--- Directive ---
Gather the lines below that include the string "JSON", copying each in full.

--- Records shown ---
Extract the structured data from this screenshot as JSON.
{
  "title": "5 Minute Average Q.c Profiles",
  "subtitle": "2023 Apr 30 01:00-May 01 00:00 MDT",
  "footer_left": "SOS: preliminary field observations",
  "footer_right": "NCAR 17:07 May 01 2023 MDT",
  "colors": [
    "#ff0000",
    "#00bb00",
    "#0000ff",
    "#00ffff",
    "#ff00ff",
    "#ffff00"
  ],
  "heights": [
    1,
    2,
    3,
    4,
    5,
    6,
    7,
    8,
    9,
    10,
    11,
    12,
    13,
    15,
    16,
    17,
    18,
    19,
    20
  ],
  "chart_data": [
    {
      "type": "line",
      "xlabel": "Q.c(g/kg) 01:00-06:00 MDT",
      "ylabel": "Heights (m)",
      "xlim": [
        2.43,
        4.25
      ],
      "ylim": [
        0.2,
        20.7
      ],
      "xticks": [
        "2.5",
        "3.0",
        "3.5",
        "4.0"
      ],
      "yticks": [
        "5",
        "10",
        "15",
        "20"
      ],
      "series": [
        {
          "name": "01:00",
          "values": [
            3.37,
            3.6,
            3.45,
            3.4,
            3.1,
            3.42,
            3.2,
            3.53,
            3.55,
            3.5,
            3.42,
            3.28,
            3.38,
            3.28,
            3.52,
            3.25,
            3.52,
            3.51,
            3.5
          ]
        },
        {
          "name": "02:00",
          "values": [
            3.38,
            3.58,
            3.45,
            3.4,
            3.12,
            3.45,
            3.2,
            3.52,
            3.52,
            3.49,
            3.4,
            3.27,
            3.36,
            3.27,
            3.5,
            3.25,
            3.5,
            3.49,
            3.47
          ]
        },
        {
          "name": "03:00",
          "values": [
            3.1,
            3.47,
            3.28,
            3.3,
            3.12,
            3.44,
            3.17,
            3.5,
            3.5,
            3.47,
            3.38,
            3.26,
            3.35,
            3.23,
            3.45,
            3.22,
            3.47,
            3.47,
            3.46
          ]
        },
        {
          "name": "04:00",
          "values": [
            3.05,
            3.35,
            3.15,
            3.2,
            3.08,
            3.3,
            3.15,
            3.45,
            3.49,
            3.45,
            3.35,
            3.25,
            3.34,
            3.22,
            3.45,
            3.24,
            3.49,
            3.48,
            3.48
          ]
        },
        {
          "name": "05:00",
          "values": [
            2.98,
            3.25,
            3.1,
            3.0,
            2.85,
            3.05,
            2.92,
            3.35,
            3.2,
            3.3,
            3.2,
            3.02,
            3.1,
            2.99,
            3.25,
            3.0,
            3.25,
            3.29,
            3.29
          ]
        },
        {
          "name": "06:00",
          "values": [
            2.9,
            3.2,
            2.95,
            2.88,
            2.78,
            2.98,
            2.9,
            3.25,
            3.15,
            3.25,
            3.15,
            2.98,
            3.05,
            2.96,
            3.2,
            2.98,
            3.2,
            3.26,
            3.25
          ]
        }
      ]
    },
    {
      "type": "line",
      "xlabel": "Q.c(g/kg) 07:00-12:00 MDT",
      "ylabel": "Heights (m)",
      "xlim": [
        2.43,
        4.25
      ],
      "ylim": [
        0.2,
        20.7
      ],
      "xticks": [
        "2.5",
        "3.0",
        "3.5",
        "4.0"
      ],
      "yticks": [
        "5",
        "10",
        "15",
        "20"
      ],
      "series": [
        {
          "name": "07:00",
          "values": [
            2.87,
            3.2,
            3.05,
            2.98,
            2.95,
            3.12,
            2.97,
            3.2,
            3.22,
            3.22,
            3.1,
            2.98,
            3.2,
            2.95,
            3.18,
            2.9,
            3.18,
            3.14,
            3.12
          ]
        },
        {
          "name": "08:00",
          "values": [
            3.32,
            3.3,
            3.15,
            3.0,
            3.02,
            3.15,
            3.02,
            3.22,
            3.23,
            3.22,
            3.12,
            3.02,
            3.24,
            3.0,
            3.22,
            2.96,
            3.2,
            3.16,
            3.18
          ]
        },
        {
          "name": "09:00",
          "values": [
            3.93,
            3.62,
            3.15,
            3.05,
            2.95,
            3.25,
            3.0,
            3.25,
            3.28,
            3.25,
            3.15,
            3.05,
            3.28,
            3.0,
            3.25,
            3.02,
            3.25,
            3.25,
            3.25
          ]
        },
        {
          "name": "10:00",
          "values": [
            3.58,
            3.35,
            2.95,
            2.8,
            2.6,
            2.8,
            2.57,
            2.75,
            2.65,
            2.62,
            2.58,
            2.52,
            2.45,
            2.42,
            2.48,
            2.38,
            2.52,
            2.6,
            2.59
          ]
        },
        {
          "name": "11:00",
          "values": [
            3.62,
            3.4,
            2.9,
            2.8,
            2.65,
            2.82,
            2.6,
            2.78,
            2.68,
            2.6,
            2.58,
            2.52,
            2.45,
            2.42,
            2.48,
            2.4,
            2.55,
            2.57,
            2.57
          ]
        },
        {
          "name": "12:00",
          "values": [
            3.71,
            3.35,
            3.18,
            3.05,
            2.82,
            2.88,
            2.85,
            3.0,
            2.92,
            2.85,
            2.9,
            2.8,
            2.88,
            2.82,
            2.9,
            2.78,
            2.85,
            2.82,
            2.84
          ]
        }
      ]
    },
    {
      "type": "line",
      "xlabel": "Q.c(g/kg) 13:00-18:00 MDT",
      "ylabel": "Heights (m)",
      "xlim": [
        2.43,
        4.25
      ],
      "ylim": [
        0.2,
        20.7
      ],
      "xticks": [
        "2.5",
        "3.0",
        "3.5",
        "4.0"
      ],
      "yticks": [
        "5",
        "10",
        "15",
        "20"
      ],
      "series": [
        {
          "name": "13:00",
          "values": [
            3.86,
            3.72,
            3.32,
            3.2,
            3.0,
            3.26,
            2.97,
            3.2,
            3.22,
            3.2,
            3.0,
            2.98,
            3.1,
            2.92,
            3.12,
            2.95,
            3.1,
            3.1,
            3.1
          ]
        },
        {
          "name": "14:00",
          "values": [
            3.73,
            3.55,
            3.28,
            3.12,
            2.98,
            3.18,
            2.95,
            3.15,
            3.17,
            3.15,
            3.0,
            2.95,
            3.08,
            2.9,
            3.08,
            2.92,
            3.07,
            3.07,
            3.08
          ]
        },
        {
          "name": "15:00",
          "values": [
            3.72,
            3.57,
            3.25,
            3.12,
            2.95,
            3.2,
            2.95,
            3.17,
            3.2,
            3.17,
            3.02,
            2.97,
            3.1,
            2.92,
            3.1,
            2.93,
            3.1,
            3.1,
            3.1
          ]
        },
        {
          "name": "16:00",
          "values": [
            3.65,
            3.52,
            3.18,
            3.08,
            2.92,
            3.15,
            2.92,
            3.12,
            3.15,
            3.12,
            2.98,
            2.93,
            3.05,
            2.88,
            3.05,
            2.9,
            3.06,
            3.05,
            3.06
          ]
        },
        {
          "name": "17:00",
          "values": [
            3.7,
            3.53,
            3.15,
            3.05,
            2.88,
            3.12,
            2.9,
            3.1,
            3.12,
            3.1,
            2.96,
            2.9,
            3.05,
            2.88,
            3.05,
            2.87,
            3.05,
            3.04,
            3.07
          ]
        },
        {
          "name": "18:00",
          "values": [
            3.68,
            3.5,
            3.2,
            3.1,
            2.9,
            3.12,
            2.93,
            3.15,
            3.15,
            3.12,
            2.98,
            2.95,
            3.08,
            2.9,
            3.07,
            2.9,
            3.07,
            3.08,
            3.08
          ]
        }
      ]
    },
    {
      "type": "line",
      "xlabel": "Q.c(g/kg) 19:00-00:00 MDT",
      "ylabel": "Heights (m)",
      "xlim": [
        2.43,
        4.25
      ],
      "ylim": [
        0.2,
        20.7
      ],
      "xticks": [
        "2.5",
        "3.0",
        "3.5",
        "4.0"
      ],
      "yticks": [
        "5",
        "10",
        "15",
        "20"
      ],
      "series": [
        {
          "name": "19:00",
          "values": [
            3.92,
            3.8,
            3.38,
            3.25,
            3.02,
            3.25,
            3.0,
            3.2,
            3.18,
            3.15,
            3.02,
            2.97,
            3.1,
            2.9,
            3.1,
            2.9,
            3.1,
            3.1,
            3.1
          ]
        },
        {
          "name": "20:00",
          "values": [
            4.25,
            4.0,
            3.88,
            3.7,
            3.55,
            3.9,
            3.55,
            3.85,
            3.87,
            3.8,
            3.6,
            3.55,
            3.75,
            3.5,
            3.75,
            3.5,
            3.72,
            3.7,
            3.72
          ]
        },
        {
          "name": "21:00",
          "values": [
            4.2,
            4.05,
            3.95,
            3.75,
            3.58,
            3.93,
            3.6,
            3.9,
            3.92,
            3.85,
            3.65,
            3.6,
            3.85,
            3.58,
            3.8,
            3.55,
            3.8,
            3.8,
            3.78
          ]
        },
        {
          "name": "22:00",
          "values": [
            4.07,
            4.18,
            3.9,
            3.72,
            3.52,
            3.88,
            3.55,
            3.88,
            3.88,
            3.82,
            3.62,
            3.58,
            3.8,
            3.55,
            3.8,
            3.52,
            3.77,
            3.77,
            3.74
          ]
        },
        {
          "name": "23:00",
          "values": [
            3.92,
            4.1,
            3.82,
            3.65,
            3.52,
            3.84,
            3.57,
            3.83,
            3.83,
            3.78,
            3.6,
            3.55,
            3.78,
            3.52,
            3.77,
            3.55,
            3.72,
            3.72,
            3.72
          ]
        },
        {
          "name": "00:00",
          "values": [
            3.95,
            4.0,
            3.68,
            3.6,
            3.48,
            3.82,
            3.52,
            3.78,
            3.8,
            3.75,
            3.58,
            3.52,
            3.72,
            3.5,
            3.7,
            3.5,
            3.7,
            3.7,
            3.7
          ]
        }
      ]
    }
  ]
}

---

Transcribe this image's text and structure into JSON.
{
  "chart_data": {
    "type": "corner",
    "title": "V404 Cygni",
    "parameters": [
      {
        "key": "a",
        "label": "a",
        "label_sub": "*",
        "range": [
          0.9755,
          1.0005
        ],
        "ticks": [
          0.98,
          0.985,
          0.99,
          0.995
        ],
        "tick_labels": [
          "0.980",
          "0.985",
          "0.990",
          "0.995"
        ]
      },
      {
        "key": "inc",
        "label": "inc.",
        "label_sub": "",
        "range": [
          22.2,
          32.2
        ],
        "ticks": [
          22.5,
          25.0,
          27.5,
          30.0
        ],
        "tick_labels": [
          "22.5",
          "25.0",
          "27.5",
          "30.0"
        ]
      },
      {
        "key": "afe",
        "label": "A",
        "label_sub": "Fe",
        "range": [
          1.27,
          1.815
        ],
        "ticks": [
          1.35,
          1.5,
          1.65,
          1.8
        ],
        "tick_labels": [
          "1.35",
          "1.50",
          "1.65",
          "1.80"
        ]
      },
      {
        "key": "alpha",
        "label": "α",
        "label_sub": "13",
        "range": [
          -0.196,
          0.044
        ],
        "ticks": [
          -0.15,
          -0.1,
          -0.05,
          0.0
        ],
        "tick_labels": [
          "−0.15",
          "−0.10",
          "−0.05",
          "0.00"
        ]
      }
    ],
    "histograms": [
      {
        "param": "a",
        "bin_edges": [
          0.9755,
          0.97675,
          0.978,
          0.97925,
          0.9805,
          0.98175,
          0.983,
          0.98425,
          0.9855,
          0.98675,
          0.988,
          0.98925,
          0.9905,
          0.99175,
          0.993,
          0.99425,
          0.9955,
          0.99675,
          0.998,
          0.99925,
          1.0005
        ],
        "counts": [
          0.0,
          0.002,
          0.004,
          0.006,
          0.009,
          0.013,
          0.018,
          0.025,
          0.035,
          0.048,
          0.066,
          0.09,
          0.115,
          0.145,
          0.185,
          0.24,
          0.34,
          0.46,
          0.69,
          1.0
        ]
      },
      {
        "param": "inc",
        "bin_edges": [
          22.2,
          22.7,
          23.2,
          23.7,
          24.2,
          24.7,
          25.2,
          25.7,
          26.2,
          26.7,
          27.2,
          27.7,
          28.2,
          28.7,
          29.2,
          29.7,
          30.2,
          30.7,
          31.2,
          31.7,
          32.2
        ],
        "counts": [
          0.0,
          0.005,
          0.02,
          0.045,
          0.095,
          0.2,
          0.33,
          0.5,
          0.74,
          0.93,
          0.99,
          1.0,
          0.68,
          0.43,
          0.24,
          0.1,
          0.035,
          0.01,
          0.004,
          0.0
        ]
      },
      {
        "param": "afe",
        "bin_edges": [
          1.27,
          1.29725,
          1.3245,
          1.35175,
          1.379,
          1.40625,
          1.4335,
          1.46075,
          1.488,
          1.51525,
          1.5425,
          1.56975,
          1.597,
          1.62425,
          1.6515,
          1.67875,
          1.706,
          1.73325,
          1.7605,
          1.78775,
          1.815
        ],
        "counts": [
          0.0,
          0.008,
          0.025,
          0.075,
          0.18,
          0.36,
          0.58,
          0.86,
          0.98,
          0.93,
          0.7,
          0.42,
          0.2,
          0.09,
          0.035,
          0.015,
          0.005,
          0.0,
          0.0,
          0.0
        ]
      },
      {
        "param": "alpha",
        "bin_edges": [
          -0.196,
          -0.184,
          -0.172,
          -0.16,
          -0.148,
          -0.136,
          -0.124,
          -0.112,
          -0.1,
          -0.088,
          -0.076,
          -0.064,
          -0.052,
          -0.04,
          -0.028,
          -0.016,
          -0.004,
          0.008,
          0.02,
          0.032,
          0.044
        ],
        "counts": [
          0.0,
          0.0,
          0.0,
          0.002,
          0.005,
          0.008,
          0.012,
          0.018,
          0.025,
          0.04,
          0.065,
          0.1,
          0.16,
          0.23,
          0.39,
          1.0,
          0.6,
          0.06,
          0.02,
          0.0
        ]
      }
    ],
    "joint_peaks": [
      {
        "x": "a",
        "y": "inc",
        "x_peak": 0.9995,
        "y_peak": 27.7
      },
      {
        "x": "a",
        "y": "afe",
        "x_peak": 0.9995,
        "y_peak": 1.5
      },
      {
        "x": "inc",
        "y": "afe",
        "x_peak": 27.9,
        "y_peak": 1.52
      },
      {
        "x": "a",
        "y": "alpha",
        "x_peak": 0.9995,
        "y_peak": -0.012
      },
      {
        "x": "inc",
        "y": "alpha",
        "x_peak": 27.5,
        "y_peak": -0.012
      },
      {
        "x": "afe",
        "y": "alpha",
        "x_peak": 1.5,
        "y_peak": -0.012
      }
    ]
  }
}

--- Finished answer ---
Extract the structured data from this screenshot as JSON.
Transcribe this image's text and structure into JSON.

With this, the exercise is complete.